• _Exercise materials_:
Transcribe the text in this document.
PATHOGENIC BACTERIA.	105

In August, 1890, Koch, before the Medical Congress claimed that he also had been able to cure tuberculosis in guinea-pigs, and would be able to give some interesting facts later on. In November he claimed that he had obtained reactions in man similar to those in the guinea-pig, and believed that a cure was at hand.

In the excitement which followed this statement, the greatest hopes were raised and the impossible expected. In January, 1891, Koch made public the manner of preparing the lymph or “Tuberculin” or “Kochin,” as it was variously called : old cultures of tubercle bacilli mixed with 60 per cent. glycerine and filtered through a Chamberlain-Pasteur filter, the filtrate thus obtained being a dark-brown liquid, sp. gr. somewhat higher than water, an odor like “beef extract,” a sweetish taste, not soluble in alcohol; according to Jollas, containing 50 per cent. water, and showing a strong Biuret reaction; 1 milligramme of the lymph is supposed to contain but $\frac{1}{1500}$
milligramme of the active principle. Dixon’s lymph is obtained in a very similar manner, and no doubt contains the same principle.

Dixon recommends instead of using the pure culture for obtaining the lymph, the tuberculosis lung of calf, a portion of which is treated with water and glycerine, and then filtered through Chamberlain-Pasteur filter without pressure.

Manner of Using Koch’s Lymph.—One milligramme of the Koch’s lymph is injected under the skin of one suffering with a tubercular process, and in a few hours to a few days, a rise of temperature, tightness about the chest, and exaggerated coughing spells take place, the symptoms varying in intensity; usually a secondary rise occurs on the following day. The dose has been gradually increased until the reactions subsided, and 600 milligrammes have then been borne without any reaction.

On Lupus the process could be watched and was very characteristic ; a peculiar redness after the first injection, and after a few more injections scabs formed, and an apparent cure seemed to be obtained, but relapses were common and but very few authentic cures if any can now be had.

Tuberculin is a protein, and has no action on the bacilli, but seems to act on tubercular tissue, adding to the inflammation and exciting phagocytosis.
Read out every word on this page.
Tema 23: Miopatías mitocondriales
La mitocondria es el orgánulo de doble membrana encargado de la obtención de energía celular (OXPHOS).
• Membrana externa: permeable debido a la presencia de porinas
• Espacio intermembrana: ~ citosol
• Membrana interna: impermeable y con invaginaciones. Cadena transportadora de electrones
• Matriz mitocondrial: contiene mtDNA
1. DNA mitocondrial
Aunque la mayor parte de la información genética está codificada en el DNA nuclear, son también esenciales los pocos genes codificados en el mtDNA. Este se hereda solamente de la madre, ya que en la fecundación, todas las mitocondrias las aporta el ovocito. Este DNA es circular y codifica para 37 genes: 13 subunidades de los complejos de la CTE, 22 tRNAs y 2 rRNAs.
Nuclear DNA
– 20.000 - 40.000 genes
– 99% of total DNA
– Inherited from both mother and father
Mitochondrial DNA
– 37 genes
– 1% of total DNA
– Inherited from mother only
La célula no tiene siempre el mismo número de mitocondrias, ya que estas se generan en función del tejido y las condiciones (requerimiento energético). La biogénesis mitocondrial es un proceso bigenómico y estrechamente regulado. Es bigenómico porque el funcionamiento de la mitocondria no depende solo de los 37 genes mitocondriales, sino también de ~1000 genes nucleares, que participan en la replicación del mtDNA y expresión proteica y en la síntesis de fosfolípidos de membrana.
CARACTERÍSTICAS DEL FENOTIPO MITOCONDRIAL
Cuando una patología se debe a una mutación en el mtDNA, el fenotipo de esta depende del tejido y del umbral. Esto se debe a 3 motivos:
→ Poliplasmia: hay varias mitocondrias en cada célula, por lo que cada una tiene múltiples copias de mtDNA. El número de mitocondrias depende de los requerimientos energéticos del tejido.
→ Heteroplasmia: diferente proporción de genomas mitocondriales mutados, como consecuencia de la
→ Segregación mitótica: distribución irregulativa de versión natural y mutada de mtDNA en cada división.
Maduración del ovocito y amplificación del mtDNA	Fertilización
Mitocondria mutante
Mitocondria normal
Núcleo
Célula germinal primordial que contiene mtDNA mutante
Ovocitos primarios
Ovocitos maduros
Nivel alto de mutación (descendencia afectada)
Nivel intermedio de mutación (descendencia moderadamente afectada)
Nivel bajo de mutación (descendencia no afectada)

• _Work task_:
Within the entries, find all lines that contain "contiene" and copy each one.

• _Written solution_:
• Matriz mitocondrial: contiene mtDNA
Célula germinal primordial que contiene mtDNA mutante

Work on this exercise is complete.